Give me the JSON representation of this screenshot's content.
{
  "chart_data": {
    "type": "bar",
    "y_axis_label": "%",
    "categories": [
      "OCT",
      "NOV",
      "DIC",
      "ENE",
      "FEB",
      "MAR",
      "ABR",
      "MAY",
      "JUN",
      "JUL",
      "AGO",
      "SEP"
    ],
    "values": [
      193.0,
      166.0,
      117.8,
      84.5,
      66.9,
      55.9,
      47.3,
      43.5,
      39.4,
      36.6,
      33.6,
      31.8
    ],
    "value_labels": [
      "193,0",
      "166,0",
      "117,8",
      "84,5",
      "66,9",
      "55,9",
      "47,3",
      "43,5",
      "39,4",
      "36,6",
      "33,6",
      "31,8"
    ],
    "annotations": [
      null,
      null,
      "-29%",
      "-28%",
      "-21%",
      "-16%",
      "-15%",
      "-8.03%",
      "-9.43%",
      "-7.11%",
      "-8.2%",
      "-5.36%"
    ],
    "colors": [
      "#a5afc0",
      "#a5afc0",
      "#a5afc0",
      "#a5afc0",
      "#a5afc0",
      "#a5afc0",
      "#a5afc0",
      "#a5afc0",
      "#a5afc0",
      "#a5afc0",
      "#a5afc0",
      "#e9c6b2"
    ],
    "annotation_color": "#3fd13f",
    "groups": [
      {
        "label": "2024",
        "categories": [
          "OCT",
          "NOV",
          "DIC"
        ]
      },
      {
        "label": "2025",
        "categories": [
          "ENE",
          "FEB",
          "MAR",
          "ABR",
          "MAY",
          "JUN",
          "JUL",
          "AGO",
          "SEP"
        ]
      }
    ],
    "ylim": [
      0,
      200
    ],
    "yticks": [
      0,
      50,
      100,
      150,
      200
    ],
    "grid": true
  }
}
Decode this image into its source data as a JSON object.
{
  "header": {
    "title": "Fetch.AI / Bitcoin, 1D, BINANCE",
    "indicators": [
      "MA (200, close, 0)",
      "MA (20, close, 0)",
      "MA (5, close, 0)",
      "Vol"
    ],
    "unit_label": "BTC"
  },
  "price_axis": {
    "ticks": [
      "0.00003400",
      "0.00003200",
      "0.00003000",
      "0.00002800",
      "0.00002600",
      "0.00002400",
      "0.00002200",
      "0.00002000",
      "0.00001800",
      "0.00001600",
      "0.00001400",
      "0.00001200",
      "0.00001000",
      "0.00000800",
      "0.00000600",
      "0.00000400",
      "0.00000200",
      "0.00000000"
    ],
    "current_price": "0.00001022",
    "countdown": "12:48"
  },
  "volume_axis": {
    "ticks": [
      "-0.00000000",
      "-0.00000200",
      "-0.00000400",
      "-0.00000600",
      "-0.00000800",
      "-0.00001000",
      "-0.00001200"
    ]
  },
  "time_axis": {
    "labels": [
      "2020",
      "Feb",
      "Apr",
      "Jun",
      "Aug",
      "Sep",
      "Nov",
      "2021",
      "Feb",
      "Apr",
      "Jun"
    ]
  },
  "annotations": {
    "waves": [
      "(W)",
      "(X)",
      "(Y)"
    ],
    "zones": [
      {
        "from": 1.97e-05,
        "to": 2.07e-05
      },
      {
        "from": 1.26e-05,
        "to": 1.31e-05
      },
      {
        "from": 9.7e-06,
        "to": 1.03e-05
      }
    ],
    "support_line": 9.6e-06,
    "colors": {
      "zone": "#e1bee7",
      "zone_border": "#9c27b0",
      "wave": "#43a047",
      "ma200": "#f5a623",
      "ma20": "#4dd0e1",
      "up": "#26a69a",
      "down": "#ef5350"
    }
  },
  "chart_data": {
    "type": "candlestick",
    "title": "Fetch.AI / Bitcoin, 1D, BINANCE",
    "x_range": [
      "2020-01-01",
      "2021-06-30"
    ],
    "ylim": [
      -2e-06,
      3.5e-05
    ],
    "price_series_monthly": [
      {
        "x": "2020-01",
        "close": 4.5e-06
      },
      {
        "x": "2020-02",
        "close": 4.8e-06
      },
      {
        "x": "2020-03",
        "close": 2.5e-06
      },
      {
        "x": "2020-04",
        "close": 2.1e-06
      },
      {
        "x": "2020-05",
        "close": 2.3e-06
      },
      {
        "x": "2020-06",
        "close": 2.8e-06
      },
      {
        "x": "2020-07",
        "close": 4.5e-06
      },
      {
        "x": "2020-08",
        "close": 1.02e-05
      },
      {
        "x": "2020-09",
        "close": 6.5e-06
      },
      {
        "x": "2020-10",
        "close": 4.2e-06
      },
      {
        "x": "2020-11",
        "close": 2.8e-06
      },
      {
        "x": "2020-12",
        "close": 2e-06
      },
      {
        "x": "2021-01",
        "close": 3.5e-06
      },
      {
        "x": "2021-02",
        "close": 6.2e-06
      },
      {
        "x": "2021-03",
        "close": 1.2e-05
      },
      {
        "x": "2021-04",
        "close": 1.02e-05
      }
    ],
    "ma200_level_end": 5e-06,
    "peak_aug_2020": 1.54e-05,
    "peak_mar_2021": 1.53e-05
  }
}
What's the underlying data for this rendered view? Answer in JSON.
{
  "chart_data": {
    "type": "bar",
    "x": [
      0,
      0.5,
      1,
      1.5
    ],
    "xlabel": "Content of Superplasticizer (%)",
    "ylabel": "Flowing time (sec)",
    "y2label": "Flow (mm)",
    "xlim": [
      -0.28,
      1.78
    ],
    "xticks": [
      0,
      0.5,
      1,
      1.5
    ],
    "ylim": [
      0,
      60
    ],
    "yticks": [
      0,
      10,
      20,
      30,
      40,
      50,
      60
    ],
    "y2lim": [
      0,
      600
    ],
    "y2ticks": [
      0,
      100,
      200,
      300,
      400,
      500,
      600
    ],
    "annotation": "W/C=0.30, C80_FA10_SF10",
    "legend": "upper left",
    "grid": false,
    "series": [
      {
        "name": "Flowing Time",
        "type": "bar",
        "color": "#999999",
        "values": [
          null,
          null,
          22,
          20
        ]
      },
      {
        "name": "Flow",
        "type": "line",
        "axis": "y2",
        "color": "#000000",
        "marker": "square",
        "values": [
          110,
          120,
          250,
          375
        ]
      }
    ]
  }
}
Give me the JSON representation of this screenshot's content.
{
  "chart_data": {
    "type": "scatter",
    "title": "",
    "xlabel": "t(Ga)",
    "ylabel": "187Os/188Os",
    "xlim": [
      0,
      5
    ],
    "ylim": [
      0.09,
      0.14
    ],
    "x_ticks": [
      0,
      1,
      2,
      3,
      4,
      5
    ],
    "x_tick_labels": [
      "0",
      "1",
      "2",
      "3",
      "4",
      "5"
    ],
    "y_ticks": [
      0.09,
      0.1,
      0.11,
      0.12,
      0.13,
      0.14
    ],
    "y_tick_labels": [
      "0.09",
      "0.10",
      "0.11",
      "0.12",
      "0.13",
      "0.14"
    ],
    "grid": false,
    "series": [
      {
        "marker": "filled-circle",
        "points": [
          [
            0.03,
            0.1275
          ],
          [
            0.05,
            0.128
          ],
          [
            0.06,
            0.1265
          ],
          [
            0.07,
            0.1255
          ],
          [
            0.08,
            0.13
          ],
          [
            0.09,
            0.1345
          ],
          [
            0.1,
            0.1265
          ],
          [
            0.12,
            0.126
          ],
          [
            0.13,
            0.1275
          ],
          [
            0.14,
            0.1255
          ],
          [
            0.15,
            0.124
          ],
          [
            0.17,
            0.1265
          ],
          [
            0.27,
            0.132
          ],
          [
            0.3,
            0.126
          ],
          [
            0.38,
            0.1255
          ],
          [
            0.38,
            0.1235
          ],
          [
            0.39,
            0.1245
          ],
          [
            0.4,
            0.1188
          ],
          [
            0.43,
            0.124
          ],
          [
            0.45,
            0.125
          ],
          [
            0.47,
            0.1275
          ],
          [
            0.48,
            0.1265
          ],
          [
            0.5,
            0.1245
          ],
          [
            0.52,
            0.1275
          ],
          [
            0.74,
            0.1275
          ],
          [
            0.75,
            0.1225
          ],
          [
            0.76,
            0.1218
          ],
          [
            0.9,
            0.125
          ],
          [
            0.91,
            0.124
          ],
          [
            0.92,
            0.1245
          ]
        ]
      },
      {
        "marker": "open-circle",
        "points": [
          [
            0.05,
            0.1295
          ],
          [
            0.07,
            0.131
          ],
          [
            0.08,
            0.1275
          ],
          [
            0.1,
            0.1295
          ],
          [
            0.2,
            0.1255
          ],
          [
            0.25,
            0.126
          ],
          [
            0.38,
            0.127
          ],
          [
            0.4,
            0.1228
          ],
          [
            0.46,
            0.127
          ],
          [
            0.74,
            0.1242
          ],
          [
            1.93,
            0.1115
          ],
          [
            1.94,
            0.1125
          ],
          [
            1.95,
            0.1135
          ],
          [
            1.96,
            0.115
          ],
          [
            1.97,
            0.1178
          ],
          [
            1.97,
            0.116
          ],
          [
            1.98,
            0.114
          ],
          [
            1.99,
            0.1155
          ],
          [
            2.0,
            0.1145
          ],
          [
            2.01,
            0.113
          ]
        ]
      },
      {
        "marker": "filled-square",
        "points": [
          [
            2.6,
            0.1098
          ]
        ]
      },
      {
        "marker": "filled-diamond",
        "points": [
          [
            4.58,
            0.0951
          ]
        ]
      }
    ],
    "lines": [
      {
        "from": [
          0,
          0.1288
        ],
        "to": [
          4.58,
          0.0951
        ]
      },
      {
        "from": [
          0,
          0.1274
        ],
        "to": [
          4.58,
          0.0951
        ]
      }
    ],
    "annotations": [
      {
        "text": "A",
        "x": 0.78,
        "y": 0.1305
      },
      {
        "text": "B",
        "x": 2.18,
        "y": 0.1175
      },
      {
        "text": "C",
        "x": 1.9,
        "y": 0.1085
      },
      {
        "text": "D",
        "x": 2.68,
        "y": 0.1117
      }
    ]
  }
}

Written exercise:
Where a line above includes "from", copy that line.

Right answer:
        "from": 1.97e-05,
        "from": 1.26e-05,
        "from": 9.7e-06,
        "from": [
        "from": [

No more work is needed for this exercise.